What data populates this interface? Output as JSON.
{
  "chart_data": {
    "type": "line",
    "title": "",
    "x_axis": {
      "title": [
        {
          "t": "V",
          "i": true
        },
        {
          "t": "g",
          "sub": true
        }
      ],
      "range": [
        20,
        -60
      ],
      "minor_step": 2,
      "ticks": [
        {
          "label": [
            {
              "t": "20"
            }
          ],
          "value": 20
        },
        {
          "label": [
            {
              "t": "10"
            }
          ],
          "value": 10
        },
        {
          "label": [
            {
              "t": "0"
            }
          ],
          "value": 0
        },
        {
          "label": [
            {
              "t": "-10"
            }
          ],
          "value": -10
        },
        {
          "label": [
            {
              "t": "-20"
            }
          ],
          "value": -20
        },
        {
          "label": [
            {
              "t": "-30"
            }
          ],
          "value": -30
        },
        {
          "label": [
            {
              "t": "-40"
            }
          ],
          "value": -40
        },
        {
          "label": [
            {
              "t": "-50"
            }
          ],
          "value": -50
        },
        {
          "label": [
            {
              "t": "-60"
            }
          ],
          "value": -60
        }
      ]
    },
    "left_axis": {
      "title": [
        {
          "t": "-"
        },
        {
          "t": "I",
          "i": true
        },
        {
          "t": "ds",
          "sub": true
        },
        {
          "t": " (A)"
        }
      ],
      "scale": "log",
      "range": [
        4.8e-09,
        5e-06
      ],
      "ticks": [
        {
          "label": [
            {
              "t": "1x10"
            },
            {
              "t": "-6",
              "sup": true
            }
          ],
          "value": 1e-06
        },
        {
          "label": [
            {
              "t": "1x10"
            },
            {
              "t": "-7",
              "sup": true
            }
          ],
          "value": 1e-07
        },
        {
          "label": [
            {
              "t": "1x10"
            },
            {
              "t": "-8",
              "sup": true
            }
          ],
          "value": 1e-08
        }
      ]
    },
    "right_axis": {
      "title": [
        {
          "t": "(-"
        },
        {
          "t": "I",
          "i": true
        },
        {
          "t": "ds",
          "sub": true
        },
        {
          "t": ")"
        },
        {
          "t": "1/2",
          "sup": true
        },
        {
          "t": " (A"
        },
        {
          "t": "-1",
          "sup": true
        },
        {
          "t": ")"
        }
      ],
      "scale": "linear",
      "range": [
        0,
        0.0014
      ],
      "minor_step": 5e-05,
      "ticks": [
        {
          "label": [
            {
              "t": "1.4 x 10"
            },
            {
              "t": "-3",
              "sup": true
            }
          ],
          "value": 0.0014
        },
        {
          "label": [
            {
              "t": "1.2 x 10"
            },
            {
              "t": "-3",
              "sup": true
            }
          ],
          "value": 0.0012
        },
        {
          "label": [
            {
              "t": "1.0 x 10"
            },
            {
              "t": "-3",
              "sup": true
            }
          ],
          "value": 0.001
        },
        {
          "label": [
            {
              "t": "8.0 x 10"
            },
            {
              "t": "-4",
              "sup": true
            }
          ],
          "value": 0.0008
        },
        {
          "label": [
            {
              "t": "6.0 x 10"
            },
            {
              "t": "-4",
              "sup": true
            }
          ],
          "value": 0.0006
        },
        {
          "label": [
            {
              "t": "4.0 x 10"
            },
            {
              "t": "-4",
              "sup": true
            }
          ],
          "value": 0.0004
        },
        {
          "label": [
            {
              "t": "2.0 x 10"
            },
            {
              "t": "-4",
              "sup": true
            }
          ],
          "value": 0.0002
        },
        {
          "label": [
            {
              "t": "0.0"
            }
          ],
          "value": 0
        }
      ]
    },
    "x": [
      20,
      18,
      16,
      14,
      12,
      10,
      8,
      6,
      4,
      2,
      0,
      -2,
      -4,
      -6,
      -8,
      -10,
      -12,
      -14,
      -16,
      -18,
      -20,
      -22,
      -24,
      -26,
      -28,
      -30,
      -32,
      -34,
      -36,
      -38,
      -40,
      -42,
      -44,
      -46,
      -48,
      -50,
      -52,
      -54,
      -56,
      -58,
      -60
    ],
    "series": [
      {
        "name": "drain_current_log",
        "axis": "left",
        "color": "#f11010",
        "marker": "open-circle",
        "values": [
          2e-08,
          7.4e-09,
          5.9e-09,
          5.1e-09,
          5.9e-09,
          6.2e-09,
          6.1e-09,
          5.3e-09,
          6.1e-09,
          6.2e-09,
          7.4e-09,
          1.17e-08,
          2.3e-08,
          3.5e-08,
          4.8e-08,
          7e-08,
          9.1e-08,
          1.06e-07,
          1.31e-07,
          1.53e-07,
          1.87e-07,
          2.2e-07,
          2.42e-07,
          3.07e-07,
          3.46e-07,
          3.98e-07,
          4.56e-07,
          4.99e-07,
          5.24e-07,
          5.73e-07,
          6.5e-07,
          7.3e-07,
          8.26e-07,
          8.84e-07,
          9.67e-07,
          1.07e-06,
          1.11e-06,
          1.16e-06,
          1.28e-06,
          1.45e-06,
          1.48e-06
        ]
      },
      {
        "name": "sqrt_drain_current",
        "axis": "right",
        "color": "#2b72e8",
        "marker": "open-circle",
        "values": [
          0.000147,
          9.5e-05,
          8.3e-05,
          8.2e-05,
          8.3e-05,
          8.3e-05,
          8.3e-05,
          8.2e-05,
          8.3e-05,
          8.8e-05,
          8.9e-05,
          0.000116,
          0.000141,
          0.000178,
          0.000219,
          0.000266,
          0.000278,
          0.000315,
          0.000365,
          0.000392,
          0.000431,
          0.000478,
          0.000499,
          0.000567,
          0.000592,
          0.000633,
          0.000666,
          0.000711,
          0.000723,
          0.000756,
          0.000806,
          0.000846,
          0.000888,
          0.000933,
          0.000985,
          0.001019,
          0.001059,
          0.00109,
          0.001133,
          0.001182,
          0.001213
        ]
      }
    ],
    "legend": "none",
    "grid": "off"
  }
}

EXERCISE DETAILS:
Repeat each record exactly. Omit nothing.

EXERCISE ANSWER:
What data populates this interface? Output as JSON.
{
  "chart_data": {
    "type": "line",
    "title": "",
    "x_axis": {
      "title": [
        {
          "t": "V",
          "i": true
        },
        {
          "t": "g",
          "sub": true
        }
      ],
      "range": [
        20,
        -60
      ],
      "minor_step": 2,
      "ticks": [
        {
          "label": [
            {
              "t": "20"
            }
          ],
          "value": 20
        },
        {
          "label": [
            {
              "t": "10"
            }
          ],
          "value": 10
        },
        {
          "label": [
            {
              "t": "0"
            }
          ],
          "value": 0
        },
        {
          "label": [
            {
              "t": "-10"
            }
          ],
          "value": -10
        },
        {
          "label": [
            {
              "t": "-20"
            }
          ],
          "value": -20
        },
        {
          "label": [
            {
              "t": "-30"
            }
          ],
          "value": -30
        },
        {
          "label": [
            {
              "t": "-40"
            }
          ],
          "value": -40
        },
        {
          "label": [
            {
              "t": "-50"
            }
          ],
          "value": -50
        },
        {
          "label": [
            {
              "t": "-60"
            }
          ],
          "value": -60
        }
      ]
    },
    "left_axis": {
      "title": [
        {
          "t": "-"
        },
        {
          "t": "I",
          "i": true
        },
        {
          "t": "ds",
          "sub": true
        },
        {
          "t": " (A)"
        }
      ],
      "scale": "log",
      "range": [
        4.8e-09,
        5e-06
      ],
      "ticks": [
        {
          "label": [
            {
              "t": "1x10"
            },
            {
              "t": "-6",
              "sup": true
            }
          ],
          "value": 1e-06
        },
        {
          "label": [
            {
              "t": "1x10"
            },
            {
              "t": "-7",
              "sup": true
            }
          ],
          "value": 1e-07
        },
        {
          "label": [
            {
              "t": "1x10"
            },
            {
              "t": "-8",
              "sup": true
            }
          ],
          "value": 1e-08
        }
      ]
    },
    "right_axis": {
      "title": [
        {
          "t": "(-"
        },
        {
          "t": "I",
          "i": true
        },
        {
          "t": "ds",
          "sub": true
        },
        {
          "t": ")"
        },
        {
          "t": "1/2",
          "sup": true
        },
        {
          "t": " (A"
        },
        {
          "t": "-1",
          "sup": true
        },
        {
          "t": ")"
        }
      ],
      "scale": "linear",
      "range": [
        0,
        0.0014
      ],
      "minor_step": 5e-05,
      "ticks": [
        {
          "label": [
            {
              "t": "1.4 x 10"
            },
            {
              "t": "-3",
              "sup": true
            }
          ],
          "value": 0.0014
        },
        {
          "label": [
            {
              "t": "1.2 x 10"
            },
            {
              "t": "-3",
              "sup": true
            }
          ],
          "value": 0.0012
        },
        {
          "label": [
            {
              "t": "1.0 x 10"
            },
            {
              "t": "-3",
              "sup": true
            }
          ],
          "value": 0.001
        },
        {
          "label": [
            {
              "t": "8.0 x 10"
            },
            {
              "t": "-4",
              "sup": true
            }
          ],
          "value": 0.0008
        },
        {
          "label": [
            {
              "t": "6.0 x 10"
            },
            {
              "t": "-4",
              "sup": true
            }
          ],
          "value": 0.0006
        },
        {
          "label": [
            {
              "t": "4.0 x 10"
            },
            {
              "t": "-4",
              "sup": true
            }
          ],
          "value": 0.0004
        },
        {
          "label": [
            {
              "t": "2.0 x 10"
            },
            {
              "t": "-4",
              "sup": true
            }
          ],
          "value": 0.0002
        },
        {
          "label": [
            {
              "t": "0.0"
            }
          ],
          "value": 0
        }
      ]
    },
    "x": [
      20,
      18,
      16,
      14,
      12,
      10,
      8,
      6,
      4,
      2,
      0,
      -2,
      -4,
      -6,
      -8,
      -10,
      -12,
      -14,
      -16,
      -18,
      -20,
      -22,
      -24,
      -26,
      -28,
      -30,
      -32,
      -34,
      -36,
      -38,
      -40,
      -42,
      -44,
      -46,
      -48,
      -50,
      -52,
      -54,
      -56,
      -58,
      -60
    ],
    "series": [
      {
        "name": "drain_current_log",
        "axis": "left",
        "color": "#f11010",
        "marker": "open-circle",
        "values": [
          2e-08,
          7.4e-09,
          5.9e-09,
          5.1e-09,
          5.9e-09,
          6.2e-09,
          6.1e-09,
          5.3e-09,
          6.1e-09,
          6.2e-09,
          7.4e-09,
          1.17e-08,
          2.3e-08,
          3.5e-08,
          4.8e-08,
          7e-08,
          9.1e-08,
          1.06e-07,
          1.31e-07,
          1.53e-07,
          1.87e-07,
          2.2e-07,
          2.42e-07,
          3.07e-07,
          3.46e-07,
          3.98e-07,
          4.56e-07,
          4.99e-07,
          5.24e-07,
          5.73e-07,
          6.5e-07,
          7.3e-07,
          8.26e-07,
          8.84e-07,
          9.67e-07,
          1.07e-06,
          1.11e-06,
          1.16e-06,
          1.28e-06,
          1.45e-06,
          1.48e-06
        ]
      },
      {
        "name": "sqrt_drain_current",
        "axis": "right",
        "color": "#2b72e8",
        "marker": "open-circle",
        "values": [
          0.000147,
          9.5e-05,
          8.3e-05,
          8.2e-05,
          8.3e-05,
          8.3e-05,
          8.3e-05,
          8.2e-05,
          8.3e-05,
          8.8e-05,
          8.9e-05,
          0.000116,
          0.000141,
          0.000178,
          0.000219,
          0.000266,
          0.000278,
          0.000315,
          0.000365,
          0.000392,
          0.000431,
          0.000478,
          0.000499,
          0.000567,
          0.000592,
          0.000633,
          0.000666,
          0.000711,
          0.000723,
          0.000756,
          0.000806,
          0.000846,
          0.000888,
          0.000933,
          0.000985,
          0.001019,
          0.001059,
          0.00109,
          0.001133,
          0.001182,
          0.001213
        ]
      }
    ],
    "legend": "none",
    "grid": "off"
  }
}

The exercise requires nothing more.